• [Task to complete] Print every line of the material below exactly as it appears, keeping each line's order, spacing, and bracketed numbers unchanged.

• [Data supplied]
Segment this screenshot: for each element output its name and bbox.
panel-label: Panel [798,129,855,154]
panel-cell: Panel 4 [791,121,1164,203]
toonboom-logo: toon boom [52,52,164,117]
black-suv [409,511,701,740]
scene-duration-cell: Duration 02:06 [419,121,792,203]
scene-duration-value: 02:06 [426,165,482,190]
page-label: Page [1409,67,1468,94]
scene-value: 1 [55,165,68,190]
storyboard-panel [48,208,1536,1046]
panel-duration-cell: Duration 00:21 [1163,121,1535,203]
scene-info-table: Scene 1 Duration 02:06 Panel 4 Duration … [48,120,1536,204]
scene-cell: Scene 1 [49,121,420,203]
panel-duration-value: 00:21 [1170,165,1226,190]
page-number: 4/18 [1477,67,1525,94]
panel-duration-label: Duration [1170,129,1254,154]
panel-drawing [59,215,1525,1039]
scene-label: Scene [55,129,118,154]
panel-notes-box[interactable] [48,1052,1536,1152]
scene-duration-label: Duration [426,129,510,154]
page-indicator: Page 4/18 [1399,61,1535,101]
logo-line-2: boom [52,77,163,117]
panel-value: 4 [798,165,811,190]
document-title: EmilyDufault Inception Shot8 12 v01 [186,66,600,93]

• [Task response]
Segment this screenshot: for each element output its name and bbox.
panel-label: Panel [798,129,855,154]
panel-cell: Panel 4 [791,121,1164,203]
toonboom-logo: toon boom [52,52,164,117]
black-suv [409,511,701,740]
scene-duration-cell: Duration 02:06 [419,121,792,203]
scene-duration-value: 02:06 [426,165,482,190]
page-label: Page [1409,67,1468,94]
scene-value: 1 [55,165,68,190]
storyboard-panel [48,208,1536,1046]
panel-duration-cell: Duration 00:21 [1163,121,1535,203]
scene-info-table: Scene 1 Duration 02:06 Panel 4 Duration … [48,120,1536,204]
scene-cell: Scene 1 [49,121,420,203]
panel-duration-value: 00:21 [1170,165,1226,190]
page-number: 4/18 [1477,67,1525,94]
panel-duration-label: Duration [1170,129,1254,154]
panel-drawing [59,215,1525,1039]
scene-label: Scene [55,129,118,154]
panel-notes-box[interactable] [48,1052,1536,1152]
scene-duration-label: Duration [426,129,510,154]
page-indicator: Page 4/18 [1399,61,1535,101]
logo-line-2: boom [52,77,163,117]
panel-value: 4 [798,165,811,190]
document-title: EmilyDufault Inception Shot8 12 v01 [186,66,600,93]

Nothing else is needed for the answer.